**DIRECTIONS:**
Output all of the entries exactly as written.

<<<<

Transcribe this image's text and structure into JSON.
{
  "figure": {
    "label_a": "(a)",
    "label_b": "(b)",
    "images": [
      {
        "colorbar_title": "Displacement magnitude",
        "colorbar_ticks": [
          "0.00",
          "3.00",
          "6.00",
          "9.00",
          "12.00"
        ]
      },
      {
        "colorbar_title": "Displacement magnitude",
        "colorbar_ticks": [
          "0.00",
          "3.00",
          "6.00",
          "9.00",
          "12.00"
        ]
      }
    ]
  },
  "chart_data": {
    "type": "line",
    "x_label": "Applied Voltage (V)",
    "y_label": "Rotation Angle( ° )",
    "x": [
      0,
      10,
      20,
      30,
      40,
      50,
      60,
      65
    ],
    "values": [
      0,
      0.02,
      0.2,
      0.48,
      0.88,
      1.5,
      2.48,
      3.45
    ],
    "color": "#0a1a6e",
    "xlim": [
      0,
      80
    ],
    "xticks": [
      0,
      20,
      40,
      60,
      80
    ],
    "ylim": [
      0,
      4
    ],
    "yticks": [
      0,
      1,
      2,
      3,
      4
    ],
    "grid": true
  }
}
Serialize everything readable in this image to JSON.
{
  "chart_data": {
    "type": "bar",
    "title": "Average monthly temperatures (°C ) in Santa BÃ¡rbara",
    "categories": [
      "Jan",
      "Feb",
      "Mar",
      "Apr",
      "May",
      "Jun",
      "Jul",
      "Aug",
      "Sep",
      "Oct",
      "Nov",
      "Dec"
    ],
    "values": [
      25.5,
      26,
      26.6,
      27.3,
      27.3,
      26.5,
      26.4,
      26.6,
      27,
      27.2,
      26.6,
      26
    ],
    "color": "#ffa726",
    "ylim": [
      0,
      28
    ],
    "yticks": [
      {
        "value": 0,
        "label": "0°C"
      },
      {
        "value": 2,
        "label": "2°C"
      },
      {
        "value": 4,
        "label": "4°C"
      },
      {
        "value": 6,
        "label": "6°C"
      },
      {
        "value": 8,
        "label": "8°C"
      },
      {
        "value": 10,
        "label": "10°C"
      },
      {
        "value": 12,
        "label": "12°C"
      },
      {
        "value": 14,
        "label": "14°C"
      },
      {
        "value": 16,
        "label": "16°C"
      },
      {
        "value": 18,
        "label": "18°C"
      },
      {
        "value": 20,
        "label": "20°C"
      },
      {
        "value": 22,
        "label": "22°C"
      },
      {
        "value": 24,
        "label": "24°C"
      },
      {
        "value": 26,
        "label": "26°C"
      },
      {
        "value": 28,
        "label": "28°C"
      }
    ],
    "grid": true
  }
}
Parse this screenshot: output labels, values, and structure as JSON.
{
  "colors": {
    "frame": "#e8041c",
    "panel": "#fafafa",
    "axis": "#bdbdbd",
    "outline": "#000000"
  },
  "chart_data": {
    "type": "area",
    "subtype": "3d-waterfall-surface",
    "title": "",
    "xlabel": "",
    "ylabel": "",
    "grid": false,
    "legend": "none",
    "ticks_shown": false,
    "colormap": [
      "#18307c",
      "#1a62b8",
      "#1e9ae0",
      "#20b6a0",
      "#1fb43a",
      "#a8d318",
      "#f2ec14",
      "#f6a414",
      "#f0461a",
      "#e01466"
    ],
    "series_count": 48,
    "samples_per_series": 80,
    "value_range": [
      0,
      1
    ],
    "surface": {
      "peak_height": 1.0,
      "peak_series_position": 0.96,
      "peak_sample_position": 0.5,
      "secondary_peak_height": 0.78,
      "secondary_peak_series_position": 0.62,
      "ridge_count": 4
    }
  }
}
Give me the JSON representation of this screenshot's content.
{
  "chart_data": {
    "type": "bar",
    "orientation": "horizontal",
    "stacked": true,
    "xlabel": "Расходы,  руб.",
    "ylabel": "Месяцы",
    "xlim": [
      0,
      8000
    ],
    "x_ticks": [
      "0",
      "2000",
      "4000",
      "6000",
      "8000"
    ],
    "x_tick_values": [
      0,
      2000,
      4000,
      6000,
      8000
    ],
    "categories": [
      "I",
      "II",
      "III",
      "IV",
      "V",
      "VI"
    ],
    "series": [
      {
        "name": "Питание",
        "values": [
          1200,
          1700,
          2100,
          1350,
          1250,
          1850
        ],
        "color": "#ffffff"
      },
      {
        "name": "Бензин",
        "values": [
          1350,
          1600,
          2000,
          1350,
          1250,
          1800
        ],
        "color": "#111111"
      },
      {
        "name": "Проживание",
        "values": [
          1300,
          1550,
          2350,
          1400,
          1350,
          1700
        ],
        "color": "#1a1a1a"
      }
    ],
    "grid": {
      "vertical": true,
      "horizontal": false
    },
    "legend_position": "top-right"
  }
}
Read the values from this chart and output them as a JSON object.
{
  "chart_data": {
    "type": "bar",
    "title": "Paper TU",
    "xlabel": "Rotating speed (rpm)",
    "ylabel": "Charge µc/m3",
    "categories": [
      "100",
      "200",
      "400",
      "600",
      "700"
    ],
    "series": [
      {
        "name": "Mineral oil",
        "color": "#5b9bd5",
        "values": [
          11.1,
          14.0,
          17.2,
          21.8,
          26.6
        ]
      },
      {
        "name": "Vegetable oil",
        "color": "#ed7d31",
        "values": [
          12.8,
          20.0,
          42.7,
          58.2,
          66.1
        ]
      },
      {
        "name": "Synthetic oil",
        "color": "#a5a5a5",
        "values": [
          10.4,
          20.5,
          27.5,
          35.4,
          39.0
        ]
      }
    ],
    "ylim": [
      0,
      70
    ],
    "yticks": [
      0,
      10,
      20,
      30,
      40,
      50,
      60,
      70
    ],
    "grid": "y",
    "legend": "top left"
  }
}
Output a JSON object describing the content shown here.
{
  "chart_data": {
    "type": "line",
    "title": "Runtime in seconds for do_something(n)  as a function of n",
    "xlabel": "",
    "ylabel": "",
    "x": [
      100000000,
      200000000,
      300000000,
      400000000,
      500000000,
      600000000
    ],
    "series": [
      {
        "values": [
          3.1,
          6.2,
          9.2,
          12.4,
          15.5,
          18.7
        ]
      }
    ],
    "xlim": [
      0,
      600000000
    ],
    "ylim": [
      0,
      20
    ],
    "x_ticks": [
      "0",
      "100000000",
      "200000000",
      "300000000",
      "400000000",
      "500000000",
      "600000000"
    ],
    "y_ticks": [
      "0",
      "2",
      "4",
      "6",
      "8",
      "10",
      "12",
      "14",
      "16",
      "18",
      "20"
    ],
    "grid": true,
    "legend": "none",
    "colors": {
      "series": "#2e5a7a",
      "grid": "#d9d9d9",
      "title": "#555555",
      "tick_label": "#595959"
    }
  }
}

>>>>

**CORRECT RESULT:**
Transcribe this image's text and structure into JSON.
{
  "figure": {
    "label_a": "(a)",
    "label_b": "(b)",
    "images": [
      {
        "colorbar_title": "Displacement magnitude",
        "colorbar_ticks": [
          "0.00",
          "3.00",
          "6.00",
          "9.00",
          "12.00"
        ]
      },
      {
        "colorbar_title": "Displacement magnitude",
        "colorbar_ticks": [
          "0.00",
          "3.00",
          "6.00",
          "9.00",
          "12.00"
        ]
      }
    ]
  },
  "chart_data": {
    "type": "line",
    "x_label": "Applied Voltage (V)",
    "y_label": "Rotation Angle( ° )",
    "x": [
      0,
      10,
      20,
      30,
      40,
      50,
      60,
      65
    ],
    "values": [
      0,
      0.02,
      0.2,
      0.48,
      0.88,
      1.5,
      2.48,
      3.45
    ],
    "color": "#0a1a6e",
    "xlim": [
      0,
      80
    ],
    "xticks": [
      0,
      20,
      40,
      60,
      80
    ],
    "ylim": [
      0,
      4
    ],
    "yticks": [
      0,
      1,
      2,
      3,
      4
    ],
    "grid": true
  }
}
Serialize everything readable in this image to JSON.
{
  "chart_data": {
    "type": "bar",
    "title": "Average monthly temperatures (°C ) in Santa BÃ¡rbara",
    "categories": [
      "Jan",
      "Feb",
      "Mar",
      "Apr",
      "May",
      "Jun",
      "Jul",
      "Aug",
      "Sep",
      "Oct",
      "Nov",
      "Dec"
    ],
    "values": [
      25.5,
      26,
      26.6,
      27.3,
      27.3,
      26.5,
      26.4,
      26.6,
      27,
      27.2,
      26.6,
      26
    ],
    "color": "#ffa726",
    "ylim": [
      0,
      28
    ],
    "yticks": [
      {
        "value": 0,
        "label": "0°C"
      },
      {
        "value": 2,
        "label": "2°C"
      },
      {
        "value": 4,
        "label": "4°C"
      },
      {
        "value": 6,
        "label": "6°C"
      },
      {
        "value": 8,
        "label": "8°C"
      },
      {
        "value": 10,
        "label": "10°C"
      },
      {
        "value": 12,
        "label": "12°C"
      },
      {
        "value": 14,
        "label": "14°C"
      },
      {
        "value": 16,
        "label": "16°C"
      },
      {
        "value": 18,
        "label": "18°C"
      },
      {
        "value": 20,
        "label": "20°C"
      },
      {
        "value": 22,
        "label": "22°C"
      },
      {
        "value": 24,
        "label": "24°C"
      },
      {
        "value": 26,
        "label": "26°C"
      },
      {
        "value": 28,
        "label": "28°C"
      }
    ],
    "grid": true
  }
}
Parse this screenshot: output labels, values, and structure as JSON.
{
  "colors": {
    "frame": "#e8041c",
    "panel": "#fafafa",
    "axis": "#bdbdbd",
    "outline": "#000000"
  },
  "chart_data": {
    "type": "area",
    "subtype": "3d-waterfall-surface",
    "title": "",
    "xlabel": "",
    "ylabel": "",
    "grid": false,
    "legend": "none",
    "ticks_shown": false,
    "colormap": [
      "#18307c",
      "#1a62b8",
      "#1e9ae0",
      "#20b6a0",
      "#1fb43a",
      "#a8d318",
      "#f2ec14",
      "#f6a414",
      "#f0461a",
      "#e01466"
    ],
    "series_count": 48,
    "samples_per_series": 80,
    "value_range": [
      0,
      1
    ],
    "surface": {
      "peak_height": 1.0,
      "peak_series_position": 0.96,
      "peak_sample_position": 0.5,
      "secondary_peak_height": 0.78,
      "secondary_peak_series_position": 0.62,
      "ridge_count": 4
    }
  }
}
Give me the JSON representation of this screenshot's content.
{
  "chart_data": {
    "type": "bar",
    "orientation": "horizontal",
    "stacked": true,
    "xlabel": "Расходы,  руб.",
    "ylabel": "Месяцы",
    "xlim": [
      0,
      8000
    ],
    "x_ticks": [
      "0",
      "2000",
      "4000",
      "6000",
      "8000"
    ],
    "x_tick_values": [
      0,
      2000,
      4000,
      6000,
      8000
    ],
    "categories": [
      "I",
      "II",
      "III",
      "IV",
      "V",
      "VI"
    ],
    "series": [
      {
        "name": "Питание",
        "values": [
          1200,
          1700,
          2100,
          1350,
          1250,
          1850
        ],
        "color": "#ffffff"
      },
      {
        "name": "Бензин",
        "values": [
          1350,
          1600,
          2000,
          1350,
          1250,
          1800
        ],
        "color": "#111111"
      },
      {
        "name": "Проживание",
        "values": [
          1300,
          1550,
          2350,
          1400,
          1350,
          1700
        ],
        "color": "#1a1a1a"
      }
    ],
    "grid": {
      "vertical": true,
      "horizontal": false
    },
    "legend_position": "top-right"
  }
}
Read the values from this chart and output them as a JSON object.
{
  "chart_data": {
    "type": "bar",
    "title": "Paper TU",
    "xlabel": "Rotating speed (rpm)",
    "ylabel": "Charge µc/m3",
    "categories": [
      "100",
      "200",
      "400",
      "600",
      "700"
    ],
    "series": [
      {
        "name": "Mineral oil",
        "color": "#5b9bd5",
        "values": [
          11.1,
          14.0,
          17.2,
          21.8,
          26.6
        ]
      },
      {
        "name": "Vegetable oil",
        "color": "#ed7d31",
        "values": [
          12.8,
          20.0,
          42.7,
          58.2,
          66.1
        ]
      },
      {
        "name": "Synthetic oil",
        "color": "#a5a5a5",
        "values": [
          10.4,
          20.5,
          27.5,
          35.4,
          39.0
        ]
      }
    ],
    "ylim": [
      0,
      70
    ],
    "yticks": [
      0,
      10,
      20,
      30,
      40,
      50,
      60,
      70
    ],
    "grid": "y",
    "legend": "top left"
  }
}
Output a JSON object describing the content shown here.
{
  "chart_data": {
    "type": "line",
    "title": "Runtime in seconds for do_something(n)  as a function of n",
    "xlabel": "",
    "ylabel": "",
    "x": [
      100000000,
      200000000,
      300000000,
      400000000,
      500000000,
      600000000
    ],
    "series": [
      {
        "values": [
          3.1,
          6.2,
          9.2,
          12.4,
          15.5,
          18.7
        ]
      }
    ],
    "xlim": [
      0,
      600000000
    ],
    "ylim": [
      0,
      20
    ],
    "x_ticks": [
      "0",
      "100000000",
      "200000000",
      "300000000",
      "400000000",
      "500000000",
      "600000000"
    ],
    "y_ticks": [
      "0",
      "2",
      "4",
      "6",
      "8",
      "10",
      "12",
      "14",
      "16",
      "18",
      "20"
    ],
    "grid": true,
    "legend": "none",
    "colors": {
      "series": "#2e5a7a",
      "grid": "#d9d9d9",
      "title": "#555555",
      "tick_label": "#595959"
    }
  }
}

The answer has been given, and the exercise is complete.